Start of DATA IN THIS EXERCISE

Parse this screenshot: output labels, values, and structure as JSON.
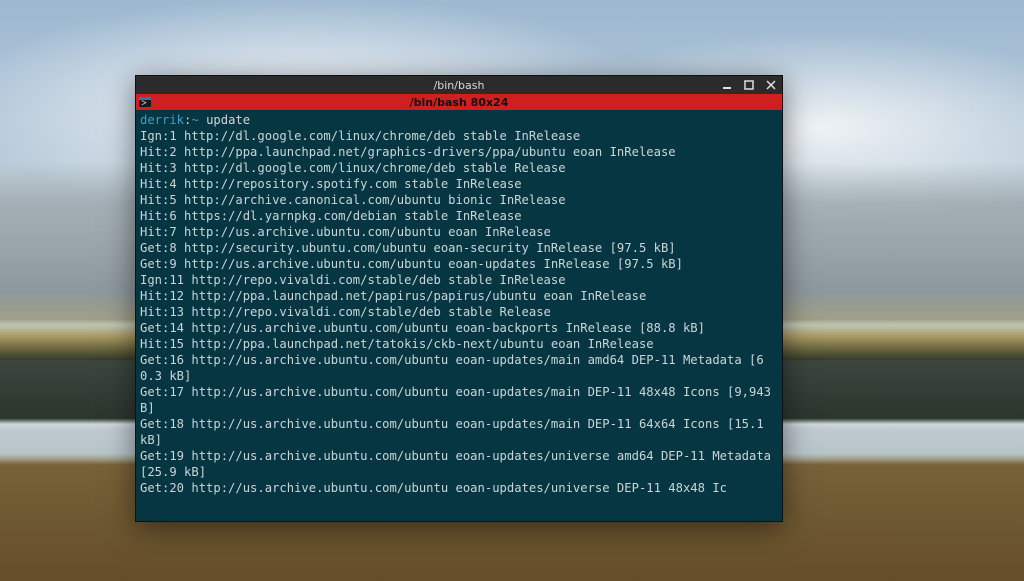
{
  "window": {
    "title_outer": "/bin/bash",
    "title_inner": "/bin/bash 80x24"
  },
  "prompt": {
    "user_host": "derrik",
    "sep": ":",
    "path": "~",
    "sigil": " ",
    "command": "update"
  },
  "output_lines": [
    "Ign:1 http://dl.google.com/linux/chrome/deb stable InRelease",
    "Hit:2 http://ppa.launchpad.net/graphics-drivers/ppa/ubuntu eoan InRelease",
    "Hit:3 http://dl.google.com/linux/chrome/deb stable Release",
    "Hit:4 http://repository.spotify.com stable InRelease",
    "Hit:5 http://archive.canonical.com/ubuntu bionic InRelease",
    "Hit:6 https://dl.yarnpkg.com/debian stable InRelease",
    "Hit:7 http://us.archive.ubuntu.com/ubuntu eoan InRelease",
    "Get:8 http://security.ubuntu.com/ubuntu eoan-security InRelease [97.5 kB]",
    "Get:9 http://us.archive.ubuntu.com/ubuntu eoan-updates InRelease [97.5 kB]",
    "Ign:11 http://repo.vivaldi.com/stable/deb stable InRelease",
    "Hit:12 http://ppa.launchpad.net/papirus/papirus/ubuntu eoan InRelease",
    "Hit:13 http://repo.vivaldi.com/stable/deb stable Release",
    "Get:14 http://us.archive.ubuntu.com/ubuntu eoan-backports InRelease [88.8 kB]",
    "Hit:15 http://ppa.launchpad.net/tatokis/ckb-next/ubuntu eoan InRelease",
    "Get:16 http://us.archive.ubuntu.com/ubuntu eoan-updates/main amd64 DEP-11 Metadata [60.3 kB]",
    "Get:17 http://us.archive.ubuntu.com/ubuntu eoan-updates/main DEP-11 48x48 Icons [9,943 B]",
    "Get:18 http://us.archive.ubuntu.com/ubuntu eoan-updates/main DEP-11 64x64 Icons [15.1 kB]",
    "Get:19 http://us.archive.ubuntu.com/ubuntu eoan-updates/universe amd64 DEP-11 Metadata [25.9 kB]",
    "Get:20 http://us.archive.ubuntu.com/ubuntu eoan-updates/universe DEP-11 48x48 Ic"
  ]
}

End of DATA IN THIS EXERCISE

EXERCISE OBJECTIVE: All lines holding the word "stable" should be picked out and copied.

RESPONSE FOR THIS EXERCISE:
    "Ign:1 http://dl.google.com/linux/chrome/deb stable InRelease",
    "Hit:3 http://dl.google.com/linux/chrome/deb stable Release",
    "Hit:4 http://repository.spotify.com stable InRelease",
    "Hit:6 https://dl.yarnpkg.com/debian stable InRelease",
    "Ign:11 http://repo.vivaldi.com/stable/deb stable InRelease",
    "Hit:13 http://repo.vivaldi.com/stable/deb stable Release",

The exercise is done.